## START Provided information
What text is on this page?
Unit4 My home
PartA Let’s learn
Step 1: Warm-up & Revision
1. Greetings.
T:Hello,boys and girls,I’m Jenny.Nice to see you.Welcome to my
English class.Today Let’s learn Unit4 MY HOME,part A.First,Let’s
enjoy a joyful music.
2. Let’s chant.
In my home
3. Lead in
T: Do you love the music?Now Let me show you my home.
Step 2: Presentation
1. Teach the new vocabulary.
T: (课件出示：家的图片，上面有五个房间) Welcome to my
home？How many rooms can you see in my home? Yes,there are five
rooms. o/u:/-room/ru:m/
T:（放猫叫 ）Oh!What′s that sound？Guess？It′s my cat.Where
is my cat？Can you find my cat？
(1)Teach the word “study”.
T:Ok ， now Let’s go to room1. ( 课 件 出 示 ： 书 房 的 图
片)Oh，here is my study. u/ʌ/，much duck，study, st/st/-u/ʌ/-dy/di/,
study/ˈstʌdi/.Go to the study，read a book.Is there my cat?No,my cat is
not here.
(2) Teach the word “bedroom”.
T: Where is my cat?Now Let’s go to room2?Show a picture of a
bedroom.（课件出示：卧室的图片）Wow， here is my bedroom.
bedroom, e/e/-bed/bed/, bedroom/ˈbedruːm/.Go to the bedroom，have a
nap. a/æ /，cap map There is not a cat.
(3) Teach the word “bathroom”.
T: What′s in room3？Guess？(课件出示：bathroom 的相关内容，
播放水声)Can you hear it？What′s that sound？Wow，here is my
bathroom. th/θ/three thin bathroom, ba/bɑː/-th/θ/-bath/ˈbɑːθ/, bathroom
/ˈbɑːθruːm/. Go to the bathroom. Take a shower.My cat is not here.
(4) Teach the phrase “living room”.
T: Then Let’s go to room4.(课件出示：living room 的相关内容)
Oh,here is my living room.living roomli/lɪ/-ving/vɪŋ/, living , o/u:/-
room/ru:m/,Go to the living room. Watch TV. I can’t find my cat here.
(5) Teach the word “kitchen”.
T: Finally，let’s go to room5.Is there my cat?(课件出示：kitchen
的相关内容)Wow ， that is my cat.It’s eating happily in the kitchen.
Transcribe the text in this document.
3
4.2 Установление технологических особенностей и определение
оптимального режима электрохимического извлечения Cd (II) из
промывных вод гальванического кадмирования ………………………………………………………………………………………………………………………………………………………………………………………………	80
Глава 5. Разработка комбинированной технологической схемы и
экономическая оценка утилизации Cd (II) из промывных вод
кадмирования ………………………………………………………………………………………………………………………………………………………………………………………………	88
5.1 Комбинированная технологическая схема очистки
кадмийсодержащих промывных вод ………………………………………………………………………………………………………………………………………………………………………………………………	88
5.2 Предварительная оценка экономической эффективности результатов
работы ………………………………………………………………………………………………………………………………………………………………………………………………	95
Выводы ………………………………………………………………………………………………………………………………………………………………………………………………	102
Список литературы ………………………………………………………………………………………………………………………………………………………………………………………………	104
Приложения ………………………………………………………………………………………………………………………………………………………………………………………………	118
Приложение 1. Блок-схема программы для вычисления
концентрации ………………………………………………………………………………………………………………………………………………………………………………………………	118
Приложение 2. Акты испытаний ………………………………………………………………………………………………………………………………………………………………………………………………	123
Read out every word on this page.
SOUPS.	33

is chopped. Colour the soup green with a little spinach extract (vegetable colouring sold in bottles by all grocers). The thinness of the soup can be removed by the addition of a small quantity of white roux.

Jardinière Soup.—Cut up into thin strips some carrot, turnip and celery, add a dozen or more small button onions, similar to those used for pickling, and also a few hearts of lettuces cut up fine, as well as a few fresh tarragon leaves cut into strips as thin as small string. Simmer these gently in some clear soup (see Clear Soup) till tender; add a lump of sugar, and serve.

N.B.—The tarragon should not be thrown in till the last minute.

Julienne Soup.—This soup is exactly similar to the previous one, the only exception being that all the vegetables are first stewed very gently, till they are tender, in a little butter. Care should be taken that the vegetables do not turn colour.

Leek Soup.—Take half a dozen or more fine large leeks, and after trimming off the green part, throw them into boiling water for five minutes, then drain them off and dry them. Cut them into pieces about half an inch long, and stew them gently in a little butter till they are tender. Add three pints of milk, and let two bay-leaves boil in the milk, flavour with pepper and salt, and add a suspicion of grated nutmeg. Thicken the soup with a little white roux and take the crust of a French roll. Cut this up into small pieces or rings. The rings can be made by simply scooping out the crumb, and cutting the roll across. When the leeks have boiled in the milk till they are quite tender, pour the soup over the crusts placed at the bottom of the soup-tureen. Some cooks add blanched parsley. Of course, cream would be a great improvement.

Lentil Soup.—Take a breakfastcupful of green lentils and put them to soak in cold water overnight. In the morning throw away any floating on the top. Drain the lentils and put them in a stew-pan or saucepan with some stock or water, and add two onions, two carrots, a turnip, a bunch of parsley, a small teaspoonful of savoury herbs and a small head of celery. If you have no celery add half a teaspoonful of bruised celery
## END Provided information
**Work required**
Pull out each record as written and restate it exactly.

**Solved problem**
What text is on this page?
Unit4 My home
PartA Let’s learn
Step 1: Warm-up & Revision
1. Greetings.
T:Hello,boys and girls,I’m Jenny.Nice to see you.Welcome to my
English class.Today Let’s learn Unit4 MY HOME,part A.First,Let’s
enjoy a joyful music.
2. Let’s chant.
In my home
3. Lead in
T: Do you love the music?Now Let me show you my home.
Step 2: Presentation
1. Teach the new vocabulary.
T: (课件出示：家的图片，上面有五个房间) Welcome to my
home？How many rooms can you see in my home? Yes,there are five
rooms. o/u:/-room/ru:m/
T:（放猫叫 ）Oh!What′s that sound？Guess？It′s my cat.Where
is my cat？Can you find my cat？
(1)Teach the word “study”.
T:Ok ， now Let’s go to room1. ( 课 件 出 示 ： 书 房 的 图
片)Oh，here is my study. u/ʌ/，much duck，study, st/st/-u/ʌ/-dy/di/,
study/ˈstʌdi/.Go to the study，read a book.Is there my cat?No,my cat is
not here.
(2) Teach the word “bedroom”.
T: Where is my cat?Now Let’s go to room2?Show a picture of a
bedroom.（课件出示：卧室的图片）Wow， here is my bedroom.
bedroom, e/e/-bed/bed/, bedroom/ˈbedruːm/.Go to the bedroom，have a
nap. a/æ /，cap map There is not a cat.
(3) Teach the word “bathroom”.
T: What′s in room3？Guess？(课件出示：bathroom 的相关内容，
播放水声)Can you hear it？What′s that sound？Wow，here is my
bathroom. th/θ/three thin bathroom, ba/bɑː/-th/θ/-bath/ˈbɑːθ/, bathroom
/ˈbɑːθruːm/. Go to the bathroom. Take a shower.My cat is not here.
(4) Teach the phrase “living room”.
T: Then Let’s go to room4.(课件出示：living room 的相关内容)
Oh,here is my living room.living roomli/lɪ/-ving/vɪŋ/, living , o/u:/-
room/ru:m/,Go to the living room. Watch TV. I can’t find my cat here.
(5) Teach the word “kitchen”.
T: Finally，let’s go to room5.Is there my cat?(课件出示：kitchen
的相关内容)Wow ， that is my cat.It’s eating happily in the kitchen.
Transcribe the text in this document.
3
4.2 Установление технологических особенностей и определение
оптимального режима электрохимического извлечения Cd (II) из
промывных вод гальванического кадмирования ………………………………………………………………………………………………………………………………………………………………………………………………	80
Глава 5. Разработка комбинированной технологической схемы и
экономическая оценка утилизации Cd (II) из промывных вод
кадмирования ………………………………………………………………………………………………………………………………………………………………………………………………	88
5.1 Комбинированная технологическая схема очистки
кадмийсодержащих промывных вод ………………………………………………………………………………………………………………………………………………………………………………………………	88
5.2 Предварительная оценка экономической эффективности результатов
работы ………………………………………………………………………………………………………………………………………………………………………………………………	95
Выводы ………………………………………………………………………………………………………………………………………………………………………………………………	102
Список литературы ………………………………………………………………………………………………………………………………………………………………………………………………	104
Приложения ………………………………………………………………………………………………………………………………………………………………………………………………	118
Приложение 1. Блок-схема программы для вычисления
концентрации ………………………………………………………………………………………………………………………………………………………………………………………………	118
Приложение 2. Акты испытаний ………………………………………………………………………………………………………………………………………………………………………………………………	123
Read out every word on this page.
SOUPS.	33

is chopped. Colour the soup green with a little spinach extract (vegetable colouring sold in bottles by all grocers). The thinness of the soup can be removed by the addition of a small quantity of white roux.

Jardinière Soup.—Cut up into thin strips some carrot, turnip and celery, add a dozen or more small button onions, similar to those used for pickling, and also a few hearts of lettuces cut up fine, as well as a few fresh tarragon leaves cut into strips as thin as small string. Simmer these gently in some clear soup (see Clear Soup) till tender; add a lump of sugar, and serve.

N.B.—The tarragon should not be thrown in till the last minute.

Julienne Soup.—This soup is exactly similar to the previous one, the only exception being that all the vegetables are first stewed very gently, till they are tender, in a little butter. Care should be taken that the vegetables do not turn colour.

Leek Soup.—Take half a dozen or more fine large leeks, and after trimming off the green part, throw them into boiling water for five minutes, then drain them off and dry them. Cut them into pieces about half an inch long, and stew them gently in a little butter till they are tender. Add three pints of milk, and let two bay-leaves boil in the milk, flavour with pepper and salt, and add a suspicion of grated nutmeg. Thicken the soup with a little white roux and take the crust of a French roll. Cut this up into small pieces or rings. The rings can be made by simply scooping out the crumb, and cutting the roll across. When the leeks have boiled in the milk till they are quite tender, pour the soup over the crusts placed at the bottom of the soup-tureen. Some cooks add blanched parsley. Of course, cream would be a great improvement.

Lentil Soup.—Take a breakfastcupful of green lentils and put them to soak in cold water overnight. In the morning throw away any floating on the top. Drain the lentils and put them in a stew-pan or saucepan with some stock or water, and add two onions, two carrots, a turnip, a bunch of parsley, a small teaspoonful of savoury herbs and a small head of celery. If you have no celery add half a teaspoonful of bruised celery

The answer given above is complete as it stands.